» Work to be completed:
Go through the entries below and retype them exactly, omitting each picture.

» Task inputs:
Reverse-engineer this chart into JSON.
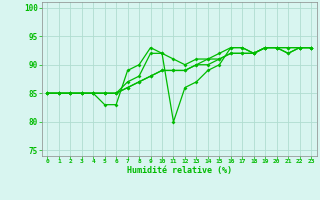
{
  "xlabel": "Humidité relative (%)",
  "xlim": [
    -0.5,
    23.5
  ],
  "ylim": [
    74,
    101
  ],
  "yticks": [
    75,
    80,
    85,
    90,
    95,
    100
  ],
  "xticks": [
    0,
    1,
    2,
    3,
    4,
    5,
    6,
    7,
    8,
    9,
    10,
    11,
    12,
    13,
    14,
    15,
    16,
    17,
    18,
    19,
    20,
    21,
    22,
    23
  ],
  "background_color": "#d8f5f0",
  "grid_color": "#b0ddd0",
  "line_color": "#00bb00",
  "line1_x": [
    0,
    1,
    2,
    3,
    4,
    5,
    6,
    7,
    8,
    9,
    10,
    11,
    12,
    13,
    14,
    15,
    16,
    17,
    18,
    19,
    20,
    21,
    22,
    23
  ],
  "line1_y": [
    85,
    85,
    85,
    85,
    85,
    83,
    83,
    89,
    90,
    93,
    92,
    80,
    86,
    87,
    89,
    90,
    93,
    93,
    92,
    93,
    93,
    93,
    93,
    93
  ],
  "line2_x": [
    0,
    1,
    2,
    3,
    4,
    5,
    6,
    7,
    8,
    9,
    10,
    11,
    12,
    13,
    14,
    15,
    16,
    17,
    18,
    19,
    20,
    21,
    22,
    23
  ],
  "line2_y": [
    85,
    85,
    85,
    85,
    85,
    85,
    85,
    86,
    87,
    88,
    89,
    89,
    89,
    90,
    91,
    91,
    92,
    92,
    92,
    93,
    93,
    92,
    93,
    93
  ],
  "line3_x": [
    0,
    1,
    2,
    3,
    4,
    5,
    6,
    7,
    8,
    9,
    10,
    11,
    12,
    13,
    14,
    15,
    16,
    17,
    18,
    19,
    20,
    21,
    22,
    23
  ],
  "line3_y": [
    85,
    85,
    85,
    85,
    85,
    85,
    85,
    86,
    87,
    88,
    89,
    89,
    89,
    90,
    90,
    91,
    92,
    92,
    92,
    93,
    93,
    93,
    93,
    93
  ],
  "line4_x": [
    0,
    1,
    2,
    3,
    4,
    5,
    6,
    7,
    8,
    9,
    10,
    11,
    12,
    13,
    14,
    15,
    16,
    17,
    18,
    19,
    20,
    21,
    22,
    23
  ],
  "line4_y": [
    85,
    85,
    85,
    85,
    85,
    85,
    85,
    87,
    88,
    92,
    92,
    91,
    90,
    91,
    91,
    92,
    93,
    93,
    92,
    93,
    93,
    92,
    93,
    93
  ]
}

» Output below:
Reverse-engineer this chart into JSON.
{
  "xlabel": "Humidité relative (%)",
  "xlim": [
    -0.5,
    23.5
  ],
  "ylim": [
    74,
    101
  ],
  "yticks": [
    75,
    80,
    85,
    90,
    95,
    100
  ],
  "xticks": [
    0,
    1,
    2,
    3,
    4,
    5,
    6,
    7,
    8,
    9,
    10,
    11,
    12,
    13,
    14,
    15,
    16,
    17,
    18,
    19,
    20,
    21,
    22,
    23
  ],
  "background_color": "#d8f5f0",
  "grid_color": "#b0ddd0",
  "line_color": "#00bb00",
  "line1_x": [
    0,
    1,
    2,
    3,
    4,
    5,
    6,
    7,
    8,
    9,
    10,
    11,
    12,
    13,
    14,
    15,
    16,
    17,
    18,
    19,
    20,
    21,
    22,
    23
  ],
  "line1_y": [
    85,
    85,
    85,
    85,
    85,
    83,
    83,
    89,
    90,
    93,
    92,
    80,
    86,
    87,
    89,
    90,
    93,
    93,
    92,
    93,
    93,
    93,
    93,
    93
  ],
  "line2_x": [
    0,
    1,
    2,
    3,
    4,
    5,
    6,
    7,
    8,
    9,
    10,
    11,
    12,
    13,
    14,
    15,
    16,
    17,
    18,
    19,
    20,
    21,
    22,
    23
  ],
  "line2_y": [
    85,
    85,
    85,
    85,
    85,
    85,
    85,
    86,
    87,
    88,
    89,
    89,
    89,
    90,
    91,
    91,
    92,
    92,
    92,
    93,
    93,
    92,
    93,
    93
  ],
  "line3_x": [
    0,
    1,
    2,
    3,
    4,
    5,
    6,
    7,
    8,
    9,
    10,
    11,
    12,
    13,
    14,
    15,
    16,
    17,
    18,
    19,
    20,
    21,
    22,
    23
  ],
  "line3_y": [
    85,
    85,
    85,
    85,
    85,
    85,
    85,
    86,
    87,
    88,
    89,
    89,
    89,
    90,
    90,
    91,
    92,
    92,
    92,
    93,
    93,
    93,
    93,
    93
  ],
  "line4_x": [
    0,
    1,
    2,
    3,
    4,
    5,
    6,
    7,
    8,
    9,
    10,
    11,
    12,
    13,
    14,
    15,
    16,
    17,
    18,
    19,
    20,
    21,
    22,
    23
  ],
  "line4_y": [
    85,
    85,
    85,
    85,
    85,
    85,
    85,
    87,
    88,
    92,
    92,
    91,
    90,
    91,
    91,
    92,
    93,
    93,
    92,
    93,
    93,
    92,
    93,
    93
  ]
}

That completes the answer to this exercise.